*REQUIREMENTS:* Pictures in the data below are not part of the copy; transcribe everything else exactly.

(Items from a data source)
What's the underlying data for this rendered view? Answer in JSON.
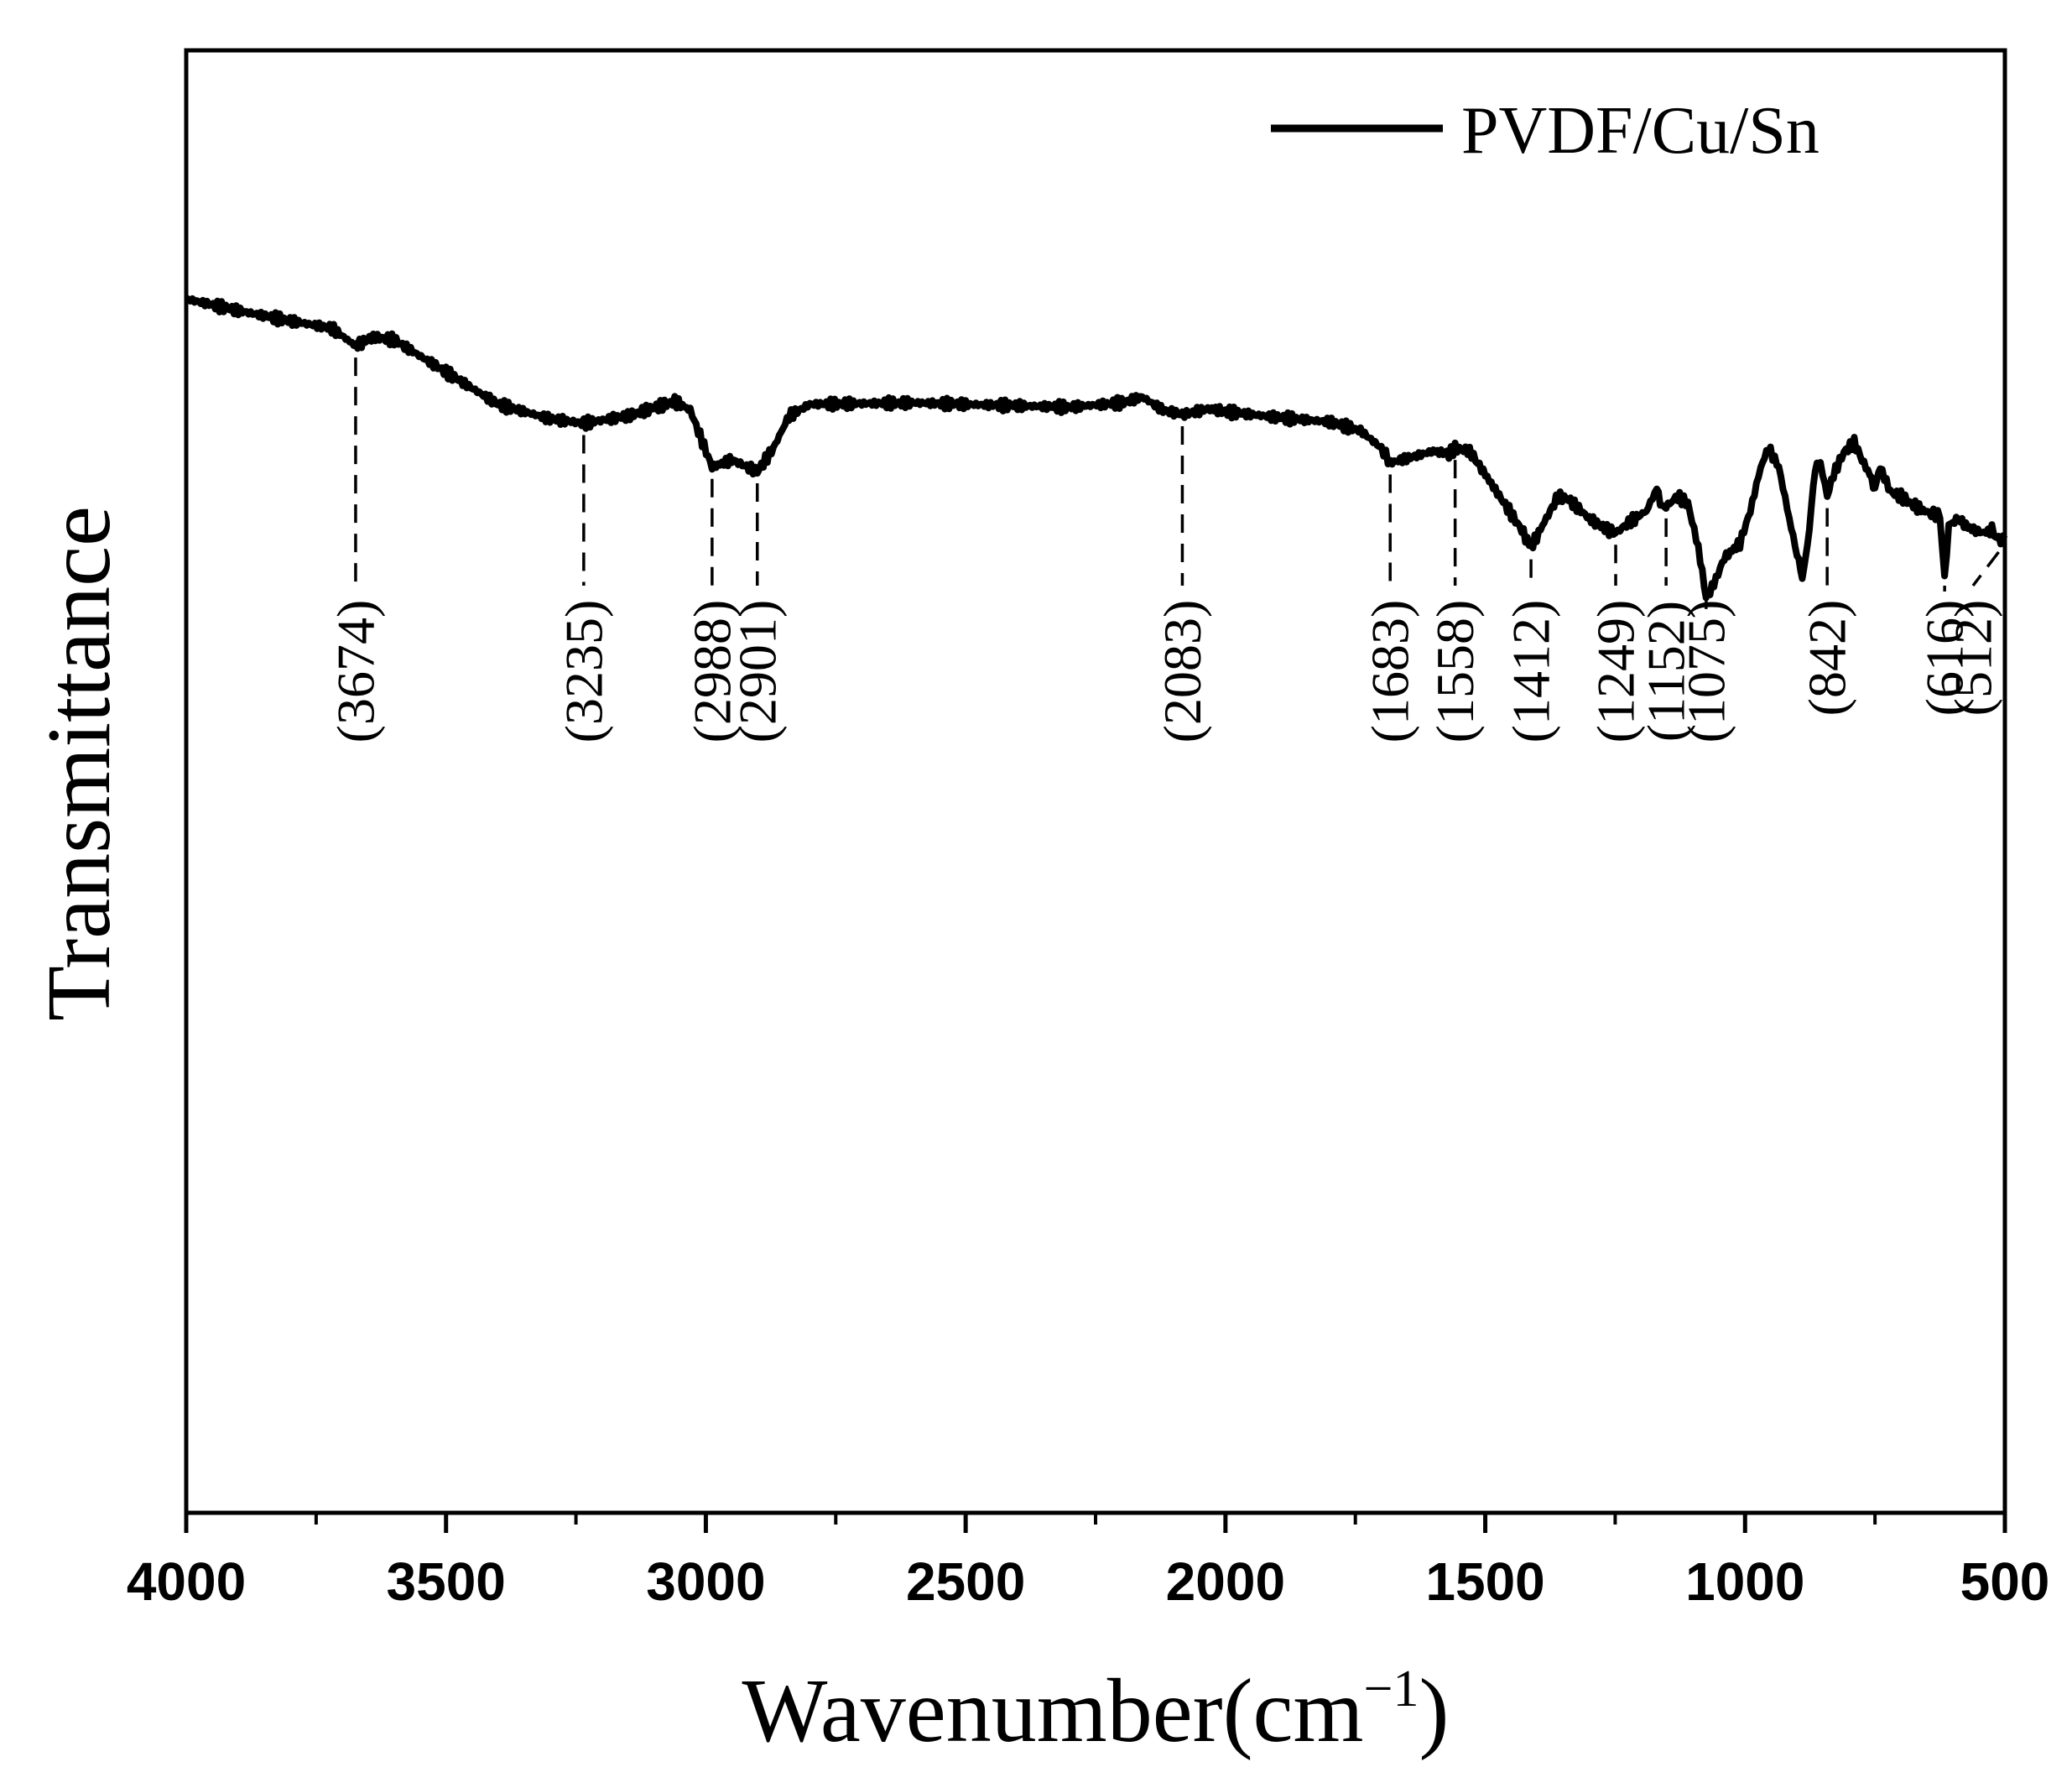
{
  "chart_data": {
    "type": "line",
    "title": "",
    "xlabel": "Wavenumber(cm",
    "xlabel_sup": "−1",
    "xlabel_close": ")",
    "ylabel": "Transmittance",
    "xlim": [
      4000,
      500
    ],
    "ylim": [
      0,
      100
    ],
    "x_reversed": true,
    "y_ticks_shown": false,
    "grid": false,
    "legend_position": "top-right",
    "x_ticks": [
      {
        "value": 4000,
        "label": "4000"
      },
      {
        "value": 3500,
        "label": "3500"
      },
      {
        "value": 3000,
        "label": "3000"
      },
      {
        "value": 2500,
        "label": "2500"
      },
      {
        "value": 2000,
        "label": "2000"
      },
      {
        "value": 1500,
        "label": "1500"
      },
      {
        "value": 1000,
        "label": "1000"
      },
      {
        "value": 500,
        "label": "500"
      }
    ],
    "x_minor_ticks": [
      3750,
      3250,
      2750,
      2250,
      1750,
      1250,
      750
    ],
    "series": [
      {
        "name": "PVDF/Cu/Sn",
        "color": "#000000",
        "points": [
          [
            4000,
            83
          ],
          [
            3900,
            82.2
          ],
          [
            3800,
            81.5
          ],
          [
            3720,
            81.0
          ],
          [
            3674,
            79.8
          ],
          [
            3640,
            80.4
          ],
          [
            3600,
            80.2
          ],
          [
            3500,
            78.0
          ],
          [
            3400,
            75.8
          ],
          [
            3300,
            74.8
          ],
          [
            3235,
            74.5
          ],
          [
            3150,
            75.0
          ],
          [
            3060,
            76.0
          ],
          [
            3030,
            75.4
          ],
          [
            2988,
            71.5
          ],
          [
            2950,
            72.0
          ],
          [
            2901,
            71.2
          ],
          [
            2870,
            72.8
          ],
          [
            2840,
            75.0
          ],
          [
            2800,
            75.8
          ],
          [
            2600,
            75.9
          ],
          [
            2400,
            75.7
          ],
          [
            2300,
            75.6
          ],
          [
            2200,
            75.9
          ],
          [
            2160,
            76.3
          ],
          [
            2120,
            75.4
          ],
          [
            2083,
            75.1
          ],
          [
            2030,
            75.5
          ],
          [
            2000,
            75.3
          ],
          [
            1900,
            74.9
          ],
          [
            1800,
            74.6
          ],
          [
            1740,
            74.0
          ],
          [
            1700,
            72.8
          ],
          [
            1683,
            71.8
          ],
          [
            1640,
            72.2
          ],
          [
            1600,
            72.6
          ],
          [
            1570,
            72.4
          ],
          [
            1558,
            72.8
          ],
          [
            1530,
            72.6
          ],
          [
            1500,
            71.0
          ],
          [
            1450,
            68.3
          ],
          [
            1430,
            67.2
          ],
          [
            1412,
            66.0
          ],
          [
            1390,
            67.5
          ],
          [
            1360,
            69.5
          ],
          [
            1340,
            69.3
          ],
          [
            1300,
            68.0
          ],
          [
            1270,
            67.3
          ],
          [
            1249,
            67.0
          ],
          [
            1220,
            67.8
          ],
          [
            1190,
            68.5
          ],
          [
            1170,
            70.0
          ],
          [
            1160,
            68.8
          ],
          [
            1152,
            68.8
          ],
          [
            1130,
            69.5
          ],
          [
            1110,
            69.0
          ],
          [
            1090,
            66.0
          ],
          [
            1075,
            62.6
          ],
          [
            1060,
            63.5
          ],
          [
            1040,
            65.3
          ],
          [
            1010,
            66.3
          ],
          [
            990,
            68.5
          ],
          [
            970,
            71.5
          ],
          [
            955,
            72.8
          ],
          [
            935,
            71.5
          ],
          [
            915,
            68.0
          ],
          [
            900,
            65.5
          ],
          [
            890,
            64.0
          ],
          [
            880,
            66.0
          ],
          [
            865,
            71.5
          ],
          [
            855,
            71.8
          ],
          [
            842,
            69.5
          ],
          [
            830,
            71.0
          ],
          [
            810,
            72.5
          ],
          [
            790,
            73.2
          ],
          [
            775,
            72.0
          ],
          [
            760,
            71.0
          ],
          [
            750,
            70.0
          ],
          [
            740,
            71.5
          ],
          [
            720,
            69.8
          ],
          [
            700,
            69.5
          ],
          [
            680,
            69.0
          ],
          [
            650,
            68.4
          ],
          [
            625,
            68.2
          ],
          [
            616,
            63.8
          ],
          [
            608,
            67.5
          ],
          [
            590,
            68.0
          ],
          [
            575,
            67.5
          ],
          [
            560,
            67.2
          ],
          [
            540,
            67.0
          ],
          [
            525,
            67.2
          ],
          [
            512,
            66.5
          ],
          [
            500,
            66.6
          ]
        ]
      }
    ],
    "legend": [
      {
        "label": "PVDF/Cu/Sn"
      }
    ],
    "annotations": [
      {
        "wavenumber": 3674,
        "label": "(3674)"
      },
      {
        "wavenumber": 3235,
        "label": "(3235)"
      },
      {
        "wavenumber": 2988,
        "label": "(2988)"
      },
      {
        "wavenumber": 2901,
        "label": "(2901)"
      },
      {
        "wavenumber": 2083,
        "label": "(2083)"
      },
      {
        "wavenumber": 1683,
        "label": "(1683)"
      },
      {
        "wavenumber": 1558,
        "label": "(1558)"
      },
      {
        "wavenumber": 1412,
        "label": "(1412)"
      },
      {
        "wavenumber": 1249,
        "label": "(1249)"
      },
      {
        "wavenumber": 1152,
        "label": "(1152)"
      },
      {
        "wavenumber": 1075,
        "label": "(1075)"
      },
      {
        "wavenumber": 842,
        "label": "(842)"
      },
      {
        "wavenumber": 616,
        "label": "(616)"
      },
      {
        "wavenumber": 512,
        "label": "(512)"
      }
    ]
  }
}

*OUTPUT FOR THIS TASK:*
What's the underlying data for this rendered view? Answer in JSON.
{
  "chart_data": {
    "type": "line",
    "title": "",
    "xlabel": "Wavenumber(cm",
    "xlabel_sup": "−1",
    "xlabel_close": ")",
    "ylabel": "Transmittance",
    "xlim": [
      4000,
      500
    ],
    "ylim": [
      0,
      100
    ],
    "x_reversed": true,
    "y_ticks_shown": false,
    "grid": false,
    "legend_position": "top-right",
    "x_ticks": [
      {
        "value": 4000,
        "label": "4000"
      },
      {
        "value": 3500,
        "label": "3500"
      },
      {
        "value": 3000,
        "label": "3000"
      },
      {
        "value": 2500,
        "label": "2500"
      },
      {
        "value": 2000,
        "label": "2000"
      },
      {
        "value": 1500,
        "label": "1500"
      },
      {
        "value": 1000,
        "label": "1000"
      },
      {
        "value": 500,
        "label": "500"
      }
    ],
    "x_minor_ticks": [
      3750,
      3250,
      2750,
      2250,
      1750,
      1250,
      750
    ],
    "series": [
      {
        "name": "PVDF/Cu/Sn",
        "color": "#000000",
        "points": [
          [
            4000,
            83
          ],
          [
            3900,
            82.2
          ],
          [
            3800,
            81.5
          ],
          [
            3720,
            81.0
          ],
          [
            3674,
            79.8
          ],
          [
            3640,
            80.4
          ],
          [
            3600,
            80.2
          ],
          [
            3500,
            78.0
          ],
          [
            3400,
            75.8
          ],
          [
            3300,
            74.8
          ],
          [
            3235,
            74.5
          ],
          [
            3150,
            75.0
          ],
          [
            3060,
            76.0
          ],
          [
            3030,
            75.4
          ],
          [
            2988,
            71.5
          ],
          [
            2950,
            72.0
          ],
          [
            2901,
            71.2
          ],
          [
            2870,
            72.8
          ],
          [
            2840,
            75.0
          ],
          [
            2800,
            75.8
          ],
          [
            2600,
            75.9
          ],
          [
            2400,
            75.7
          ],
          [
            2300,
            75.6
          ],
          [
            2200,
            75.9
          ],
          [
            2160,
            76.3
          ],
          [
            2120,
            75.4
          ],
          [
            2083,
            75.1
          ],
          [
            2030,
            75.5
          ],
          [
            2000,
            75.3
          ],
          [
            1900,
            74.9
          ],
          [
            1800,
            74.6
          ],
          [
            1740,
            74.0
          ],
          [
            1700,
            72.8
          ],
          [
            1683,
            71.8
          ],
          [
            1640,
            72.2
          ],
          [
            1600,
            72.6
          ],
          [
            1570,
            72.4
          ],
          [
            1558,
            72.8
          ],
          [
            1530,
            72.6
          ],
          [
            1500,
            71.0
          ],
          [
            1450,
            68.3
          ],
          [
            1430,
            67.2
          ],
          [
            1412,
            66.0
          ],
          [
            1390,
            67.5
          ],
          [
            1360,
            69.5
          ],
          [
            1340,
            69.3
          ],
          [
            1300,
            68.0
          ],
          [
            1270,
            67.3
          ],
          [
            1249,
            67.0
          ],
          [
            1220,
            67.8
          ],
          [
            1190,
            68.5
          ],
          [
            1170,
            70.0
          ],
          [
            1160,
            68.8
          ],
          [
            1152,
            68.8
          ],
          [
            1130,
            69.5
          ],
          [
            1110,
            69.0
          ],
          [
            1090,
            66.0
          ],
          [
            1075,
            62.6
          ],
          [
            1060,
            63.5
          ],
          [
            1040,
            65.3
          ],
          [
            1010,
            66.3
          ],
          [
            990,
            68.5
          ],
          [
            970,
            71.5
          ],
          [
            955,
            72.8
          ],
          [
            935,
            71.5
          ],
          [
            915,
            68.0
          ],
          [
            900,
            65.5
          ],
          [
            890,
            64.0
          ],
          [
            880,
            66.0
          ],
          [
            865,
            71.5
          ],
          [
            855,
            71.8
          ],
          [
            842,
            69.5
          ],
          [
            830,
            71.0
          ],
          [
            810,
            72.5
          ],
          [
            790,
            73.2
          ],
          [
            775,
            72.0
          ],
          [
            760,
            71.0
          ],
          [
            750,
            70.0
          ],
          [
            740,
            71.5
          ],
          [
            720,
            69.8
          ],
          [
            700,
            69.5
          ],
          [
            680,
            69.0
          ],
          [
            650,
            68.4
          ],
          [
            625,
            68.2
          ],
          [
            616,
            63.8
          ],
          [
            608,
            67.5
          ],
          [
            590,
            68.0
          ],
          [
            575,
            67.5
          ],
          [
            560,
            67.2
          ],
          [
            540,
            67.0
          ],
          [
            525,
            67.2
          ],
          [
            512,
            66.5
          ],
          [
            500,
            66.6
          ]
        ]
      }
    ],
    "legend": [
      {
        "label": "PVDF/Cu/Sn"
      }
    ],
    "annotations": [
      {
        "wavenumber": 3674,
        "label": "(3674)"
      },
      {
        "wavenumber": 3235,
        "label": "(3235)"
      },
      {
        "wavenumber": 2988,
        "label": "(2988)"
      },
      {
        "wavenumber": 2901,
        "label": "(2901)"
      },
      {
        "wavenumber": 2083,
        "label": "(2083)"
      },
      {
        "wavenumber": 1683,
        "label": "(1683)"
      },
      {
        "wavenumber": 1558,
        "label": "(1558)"
      },
      {
        "wavenumber": 1412,
        "label": "(1412)"
      },
      {
        "wavenumber": 1249,
        "label": "(1249)"
      },
      {
        "wavenumber": 1152,
        "label": "(1152)"
      },
      {
        "wavenumber": 1075,
        "label": "(1075)"
      },
      {
        "wavenumber": 842,
        "label": "(842)"
      },
      {
        "wavenumber": 616,
        "label": "(616)"
      },
      {
        "wavenumber": 512,
        "label": "(512)"
      }
    ]
  }
}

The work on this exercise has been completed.